*SET EXERCISE*.
Reproduce the records below exactly as they appear.

*GIVEN RECORDS*.
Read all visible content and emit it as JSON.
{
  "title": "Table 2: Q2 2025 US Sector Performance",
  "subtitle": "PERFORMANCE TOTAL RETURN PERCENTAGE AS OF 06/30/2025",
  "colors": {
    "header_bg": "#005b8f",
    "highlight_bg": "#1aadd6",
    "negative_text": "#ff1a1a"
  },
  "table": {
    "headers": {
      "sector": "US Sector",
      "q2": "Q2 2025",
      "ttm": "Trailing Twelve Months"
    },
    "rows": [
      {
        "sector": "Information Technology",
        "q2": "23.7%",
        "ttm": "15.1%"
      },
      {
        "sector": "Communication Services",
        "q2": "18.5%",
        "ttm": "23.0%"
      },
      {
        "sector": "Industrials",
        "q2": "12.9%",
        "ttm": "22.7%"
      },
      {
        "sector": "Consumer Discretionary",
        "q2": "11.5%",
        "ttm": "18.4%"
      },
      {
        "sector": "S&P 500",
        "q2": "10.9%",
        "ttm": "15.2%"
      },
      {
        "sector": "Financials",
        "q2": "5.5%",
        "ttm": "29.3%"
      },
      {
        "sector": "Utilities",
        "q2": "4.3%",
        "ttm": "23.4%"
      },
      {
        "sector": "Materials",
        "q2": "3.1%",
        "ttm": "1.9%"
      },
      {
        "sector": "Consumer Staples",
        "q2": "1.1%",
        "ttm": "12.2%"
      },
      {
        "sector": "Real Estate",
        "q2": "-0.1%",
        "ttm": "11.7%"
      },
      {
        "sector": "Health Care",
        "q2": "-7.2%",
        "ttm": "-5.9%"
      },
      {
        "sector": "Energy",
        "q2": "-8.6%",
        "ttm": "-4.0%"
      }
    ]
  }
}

*SOLUTION TO THIS PROBLEM*.
Read all visible content and emit it as JSON.
{
  "title": "Table 2: Q2 2025 US Sector Performance",
  "subtitle": "PERFORMANCE TOTAL RETURN PERCENTAGE AS OF 06/30/2025",
  "colors": {
    "header_bg": "#005b8f",
    "highlight_bg": "#1aadd6",
    "negative_text": "#ff1a1a"
  },
  "table": {
    "headers": {
      "sector": "US Sector",
      "q2": "Q2 2025",
      "ttm": "Trailing Twelve Months"
    },
    "rows": [
      {
        "sector": "Information Technology",
        "q2": "23.7%",
        "ttm": "15.1%"
      },
      {
        "sector": "Communication Services",
        "q2": "18.5%",
        "ttm": "23.0%"
      },
      {
        "sector": "Industrials",
        "q2": "12.9%",
        "ttm": "22.7%"
      },
      {
        "sector": "Consumer Discretionary",
        "q2": "11.5%",
        "ttm": "18.4%"
      },
      {
        "sector": "S&P 500",
        "q2": "10.9%",
        "ttm": "15.2%"
      },
      {
        "sector": "Financials",
        "q2": "5.5%",
        "ttm": "29.3%"
      },
      {
        "sector": "Utilities",
        "q2": "4.3%",
        "ttm": "23.4%"
      },
      {
        "sector": "Materials",
        "q2": "3.1%",
        "ttm": "1.9%"
      },
      {
        "sector": "Consumer Staples",
        "q2": "1.1%",
        "ttm": "12.2%"
      },
      {
        "sector": "Real Estate",
        "q2": "-0.1%",
        "ttm": "11.7%"
      },
      {
        "sector": "Health Care",
        "q2": "-7.2%",
        "ttm": "-5.9%"
      },
      {
        "sector": "Energy",
        "q2": "-8.6%",
        "ttm": "-4.0%"
      }
    ]
  }
}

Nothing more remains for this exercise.